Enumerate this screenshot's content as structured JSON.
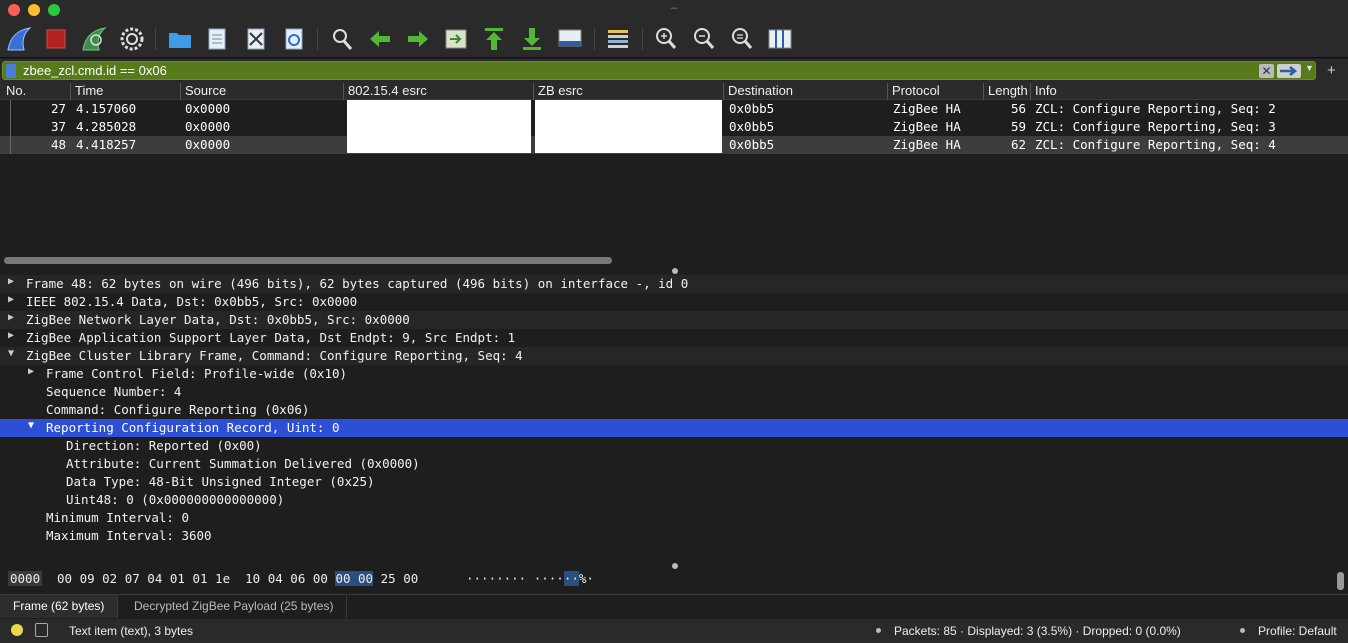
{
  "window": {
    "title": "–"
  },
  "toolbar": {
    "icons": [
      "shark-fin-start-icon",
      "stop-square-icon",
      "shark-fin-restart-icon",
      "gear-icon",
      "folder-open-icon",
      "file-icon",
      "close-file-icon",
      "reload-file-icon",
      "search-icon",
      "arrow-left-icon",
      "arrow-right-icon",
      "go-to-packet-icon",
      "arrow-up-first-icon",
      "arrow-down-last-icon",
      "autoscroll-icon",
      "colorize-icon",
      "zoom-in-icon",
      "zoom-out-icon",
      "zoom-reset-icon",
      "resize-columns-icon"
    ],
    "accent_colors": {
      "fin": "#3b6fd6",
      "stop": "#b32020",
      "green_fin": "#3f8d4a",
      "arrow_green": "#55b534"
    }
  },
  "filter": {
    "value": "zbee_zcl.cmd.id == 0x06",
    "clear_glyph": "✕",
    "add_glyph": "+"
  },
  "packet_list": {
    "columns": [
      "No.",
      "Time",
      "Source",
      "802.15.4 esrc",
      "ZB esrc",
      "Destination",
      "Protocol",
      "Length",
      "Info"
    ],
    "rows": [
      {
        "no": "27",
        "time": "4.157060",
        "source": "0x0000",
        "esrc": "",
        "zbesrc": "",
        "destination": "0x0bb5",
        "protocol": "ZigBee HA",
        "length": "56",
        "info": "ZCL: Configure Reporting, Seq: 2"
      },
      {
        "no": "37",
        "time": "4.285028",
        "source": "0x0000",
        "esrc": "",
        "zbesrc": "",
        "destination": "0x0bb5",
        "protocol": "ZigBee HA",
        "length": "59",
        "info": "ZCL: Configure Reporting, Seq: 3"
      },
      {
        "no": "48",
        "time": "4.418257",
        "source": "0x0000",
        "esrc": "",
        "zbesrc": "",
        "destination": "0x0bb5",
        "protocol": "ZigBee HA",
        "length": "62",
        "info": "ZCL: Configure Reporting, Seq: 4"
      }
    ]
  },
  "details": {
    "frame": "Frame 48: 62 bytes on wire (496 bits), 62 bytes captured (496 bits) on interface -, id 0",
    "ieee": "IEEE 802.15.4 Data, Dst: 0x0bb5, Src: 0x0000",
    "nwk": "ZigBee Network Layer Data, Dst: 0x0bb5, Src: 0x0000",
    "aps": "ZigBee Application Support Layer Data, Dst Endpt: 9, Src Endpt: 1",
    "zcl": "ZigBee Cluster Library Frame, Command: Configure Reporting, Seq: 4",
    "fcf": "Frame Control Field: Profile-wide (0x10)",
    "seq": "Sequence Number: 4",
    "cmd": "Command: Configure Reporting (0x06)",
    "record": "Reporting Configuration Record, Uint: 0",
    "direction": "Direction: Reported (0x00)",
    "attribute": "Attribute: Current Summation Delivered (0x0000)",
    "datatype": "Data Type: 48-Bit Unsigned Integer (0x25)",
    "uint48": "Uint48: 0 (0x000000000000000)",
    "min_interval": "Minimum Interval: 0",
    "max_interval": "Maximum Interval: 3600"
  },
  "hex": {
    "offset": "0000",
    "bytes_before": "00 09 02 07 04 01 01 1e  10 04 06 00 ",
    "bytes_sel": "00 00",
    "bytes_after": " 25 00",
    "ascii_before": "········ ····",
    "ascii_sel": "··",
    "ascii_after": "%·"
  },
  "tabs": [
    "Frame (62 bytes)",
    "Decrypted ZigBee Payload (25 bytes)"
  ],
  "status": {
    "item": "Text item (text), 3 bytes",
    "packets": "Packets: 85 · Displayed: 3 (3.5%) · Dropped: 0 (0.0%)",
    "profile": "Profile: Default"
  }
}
____________
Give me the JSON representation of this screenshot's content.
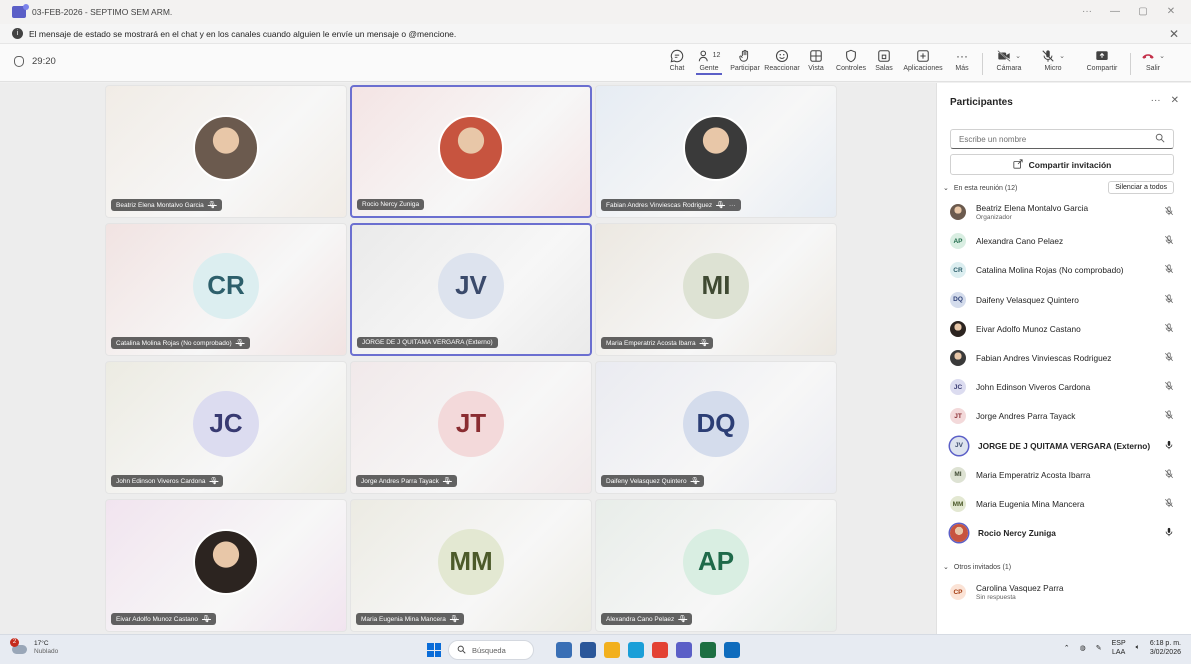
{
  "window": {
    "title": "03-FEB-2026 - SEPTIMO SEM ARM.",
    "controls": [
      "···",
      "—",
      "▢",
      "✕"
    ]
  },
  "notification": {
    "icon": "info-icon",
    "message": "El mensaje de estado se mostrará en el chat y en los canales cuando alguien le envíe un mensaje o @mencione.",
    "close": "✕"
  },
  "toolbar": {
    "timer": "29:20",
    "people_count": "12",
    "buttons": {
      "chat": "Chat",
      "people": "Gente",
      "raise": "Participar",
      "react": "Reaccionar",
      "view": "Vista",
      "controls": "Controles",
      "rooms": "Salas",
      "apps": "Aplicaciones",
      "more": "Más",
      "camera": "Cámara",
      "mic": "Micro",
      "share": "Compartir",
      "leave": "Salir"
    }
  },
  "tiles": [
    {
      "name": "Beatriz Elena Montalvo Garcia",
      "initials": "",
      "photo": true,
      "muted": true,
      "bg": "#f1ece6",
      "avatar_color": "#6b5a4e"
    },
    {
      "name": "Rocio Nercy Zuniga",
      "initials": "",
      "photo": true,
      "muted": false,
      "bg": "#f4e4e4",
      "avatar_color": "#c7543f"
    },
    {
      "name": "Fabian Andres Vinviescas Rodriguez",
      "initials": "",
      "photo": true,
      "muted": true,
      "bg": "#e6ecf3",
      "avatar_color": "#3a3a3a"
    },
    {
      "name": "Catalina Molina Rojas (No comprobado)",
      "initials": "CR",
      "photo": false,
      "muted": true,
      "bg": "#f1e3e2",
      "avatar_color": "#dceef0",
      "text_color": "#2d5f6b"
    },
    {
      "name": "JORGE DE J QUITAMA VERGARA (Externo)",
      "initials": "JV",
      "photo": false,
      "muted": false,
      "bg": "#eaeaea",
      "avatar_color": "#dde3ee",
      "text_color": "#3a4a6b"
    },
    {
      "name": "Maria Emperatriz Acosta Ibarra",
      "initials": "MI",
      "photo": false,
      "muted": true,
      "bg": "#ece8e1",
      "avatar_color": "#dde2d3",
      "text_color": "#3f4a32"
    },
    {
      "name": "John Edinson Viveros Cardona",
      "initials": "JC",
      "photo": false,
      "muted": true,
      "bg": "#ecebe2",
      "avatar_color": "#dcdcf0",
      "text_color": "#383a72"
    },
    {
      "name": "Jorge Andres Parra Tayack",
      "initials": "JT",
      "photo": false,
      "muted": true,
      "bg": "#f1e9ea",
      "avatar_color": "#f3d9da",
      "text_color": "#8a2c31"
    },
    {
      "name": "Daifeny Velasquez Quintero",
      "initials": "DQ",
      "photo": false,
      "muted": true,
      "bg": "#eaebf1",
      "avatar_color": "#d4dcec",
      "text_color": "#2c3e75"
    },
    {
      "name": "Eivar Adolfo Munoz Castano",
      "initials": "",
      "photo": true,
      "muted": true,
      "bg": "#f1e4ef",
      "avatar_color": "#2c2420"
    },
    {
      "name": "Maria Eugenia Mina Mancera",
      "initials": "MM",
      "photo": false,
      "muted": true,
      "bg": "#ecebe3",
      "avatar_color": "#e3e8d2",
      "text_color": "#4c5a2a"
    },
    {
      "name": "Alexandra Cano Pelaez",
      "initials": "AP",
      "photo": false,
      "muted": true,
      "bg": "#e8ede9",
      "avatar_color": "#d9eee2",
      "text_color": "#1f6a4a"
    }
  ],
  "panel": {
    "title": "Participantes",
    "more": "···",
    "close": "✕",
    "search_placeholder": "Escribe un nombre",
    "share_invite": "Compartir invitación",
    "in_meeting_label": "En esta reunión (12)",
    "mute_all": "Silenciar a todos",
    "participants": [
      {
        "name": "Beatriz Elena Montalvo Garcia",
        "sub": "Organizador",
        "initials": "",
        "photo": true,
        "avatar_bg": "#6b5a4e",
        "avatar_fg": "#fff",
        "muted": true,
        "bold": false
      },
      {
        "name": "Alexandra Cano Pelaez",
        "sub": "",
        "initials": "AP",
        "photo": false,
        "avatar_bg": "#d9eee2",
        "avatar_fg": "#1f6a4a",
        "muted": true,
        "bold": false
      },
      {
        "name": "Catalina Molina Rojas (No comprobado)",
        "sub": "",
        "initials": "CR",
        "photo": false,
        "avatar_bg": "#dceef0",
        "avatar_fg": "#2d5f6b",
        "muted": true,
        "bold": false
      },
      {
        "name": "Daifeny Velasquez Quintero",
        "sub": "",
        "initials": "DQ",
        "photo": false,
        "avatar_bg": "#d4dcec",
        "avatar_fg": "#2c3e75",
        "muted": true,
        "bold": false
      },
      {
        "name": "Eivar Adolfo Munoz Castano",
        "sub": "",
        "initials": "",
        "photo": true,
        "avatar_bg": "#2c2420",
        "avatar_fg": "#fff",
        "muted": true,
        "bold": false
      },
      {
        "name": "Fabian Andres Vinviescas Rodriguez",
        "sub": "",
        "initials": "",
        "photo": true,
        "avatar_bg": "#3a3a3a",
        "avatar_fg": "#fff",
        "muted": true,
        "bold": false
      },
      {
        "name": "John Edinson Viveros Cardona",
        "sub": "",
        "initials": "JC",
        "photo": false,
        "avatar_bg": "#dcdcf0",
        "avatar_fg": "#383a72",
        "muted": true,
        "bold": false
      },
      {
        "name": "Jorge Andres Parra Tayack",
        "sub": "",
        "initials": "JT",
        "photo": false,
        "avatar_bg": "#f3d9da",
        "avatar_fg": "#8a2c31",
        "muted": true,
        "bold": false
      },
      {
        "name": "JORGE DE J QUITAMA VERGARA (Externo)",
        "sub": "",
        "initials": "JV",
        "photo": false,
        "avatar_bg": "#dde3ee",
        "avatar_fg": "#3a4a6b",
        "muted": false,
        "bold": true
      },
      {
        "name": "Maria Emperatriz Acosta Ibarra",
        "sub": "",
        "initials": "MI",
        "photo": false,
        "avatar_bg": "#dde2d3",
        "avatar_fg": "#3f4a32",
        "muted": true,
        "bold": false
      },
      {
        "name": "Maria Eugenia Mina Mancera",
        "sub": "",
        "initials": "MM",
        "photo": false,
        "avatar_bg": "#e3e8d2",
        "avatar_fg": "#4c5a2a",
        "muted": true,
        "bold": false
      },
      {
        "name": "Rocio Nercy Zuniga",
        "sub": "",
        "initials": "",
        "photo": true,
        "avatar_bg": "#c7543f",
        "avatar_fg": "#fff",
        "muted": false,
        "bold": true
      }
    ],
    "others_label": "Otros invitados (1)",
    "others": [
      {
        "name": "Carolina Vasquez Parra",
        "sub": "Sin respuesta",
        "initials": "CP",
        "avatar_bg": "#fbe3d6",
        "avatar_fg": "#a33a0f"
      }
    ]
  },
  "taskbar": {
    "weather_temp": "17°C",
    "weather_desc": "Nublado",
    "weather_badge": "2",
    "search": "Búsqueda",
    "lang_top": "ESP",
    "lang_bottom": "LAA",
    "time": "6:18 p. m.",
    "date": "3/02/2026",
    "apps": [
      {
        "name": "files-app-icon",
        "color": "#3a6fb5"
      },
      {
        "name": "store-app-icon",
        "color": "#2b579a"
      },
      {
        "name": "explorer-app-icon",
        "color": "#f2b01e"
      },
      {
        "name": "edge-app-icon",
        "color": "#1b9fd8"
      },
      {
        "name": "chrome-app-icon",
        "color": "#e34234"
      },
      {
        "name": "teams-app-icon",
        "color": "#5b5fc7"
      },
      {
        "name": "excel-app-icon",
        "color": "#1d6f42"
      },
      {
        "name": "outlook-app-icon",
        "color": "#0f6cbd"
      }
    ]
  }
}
____________
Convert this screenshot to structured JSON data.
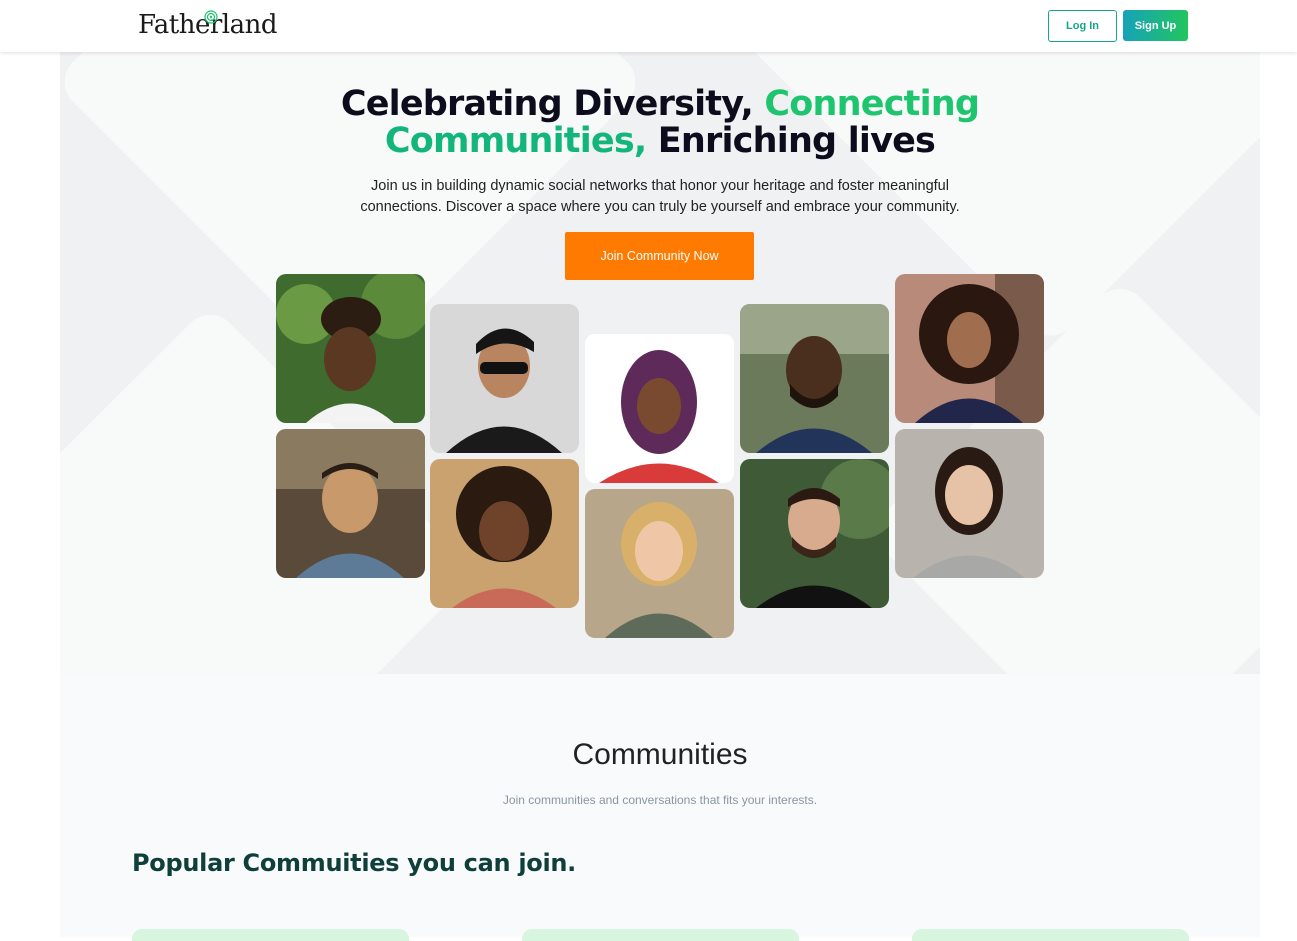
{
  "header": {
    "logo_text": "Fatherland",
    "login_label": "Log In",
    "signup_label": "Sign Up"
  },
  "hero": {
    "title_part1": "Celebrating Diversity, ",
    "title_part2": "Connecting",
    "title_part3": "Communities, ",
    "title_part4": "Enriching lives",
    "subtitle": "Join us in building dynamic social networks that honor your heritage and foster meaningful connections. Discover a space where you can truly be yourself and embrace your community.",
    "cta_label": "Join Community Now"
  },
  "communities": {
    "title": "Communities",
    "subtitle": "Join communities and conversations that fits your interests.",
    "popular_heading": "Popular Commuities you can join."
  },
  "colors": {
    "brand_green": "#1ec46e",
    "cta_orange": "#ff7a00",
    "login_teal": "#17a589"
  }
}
____________
The word "Layer" may appear on some lines of these records; state how many such lines there are, and nothing else.

> **TASK SOLUTION**: 2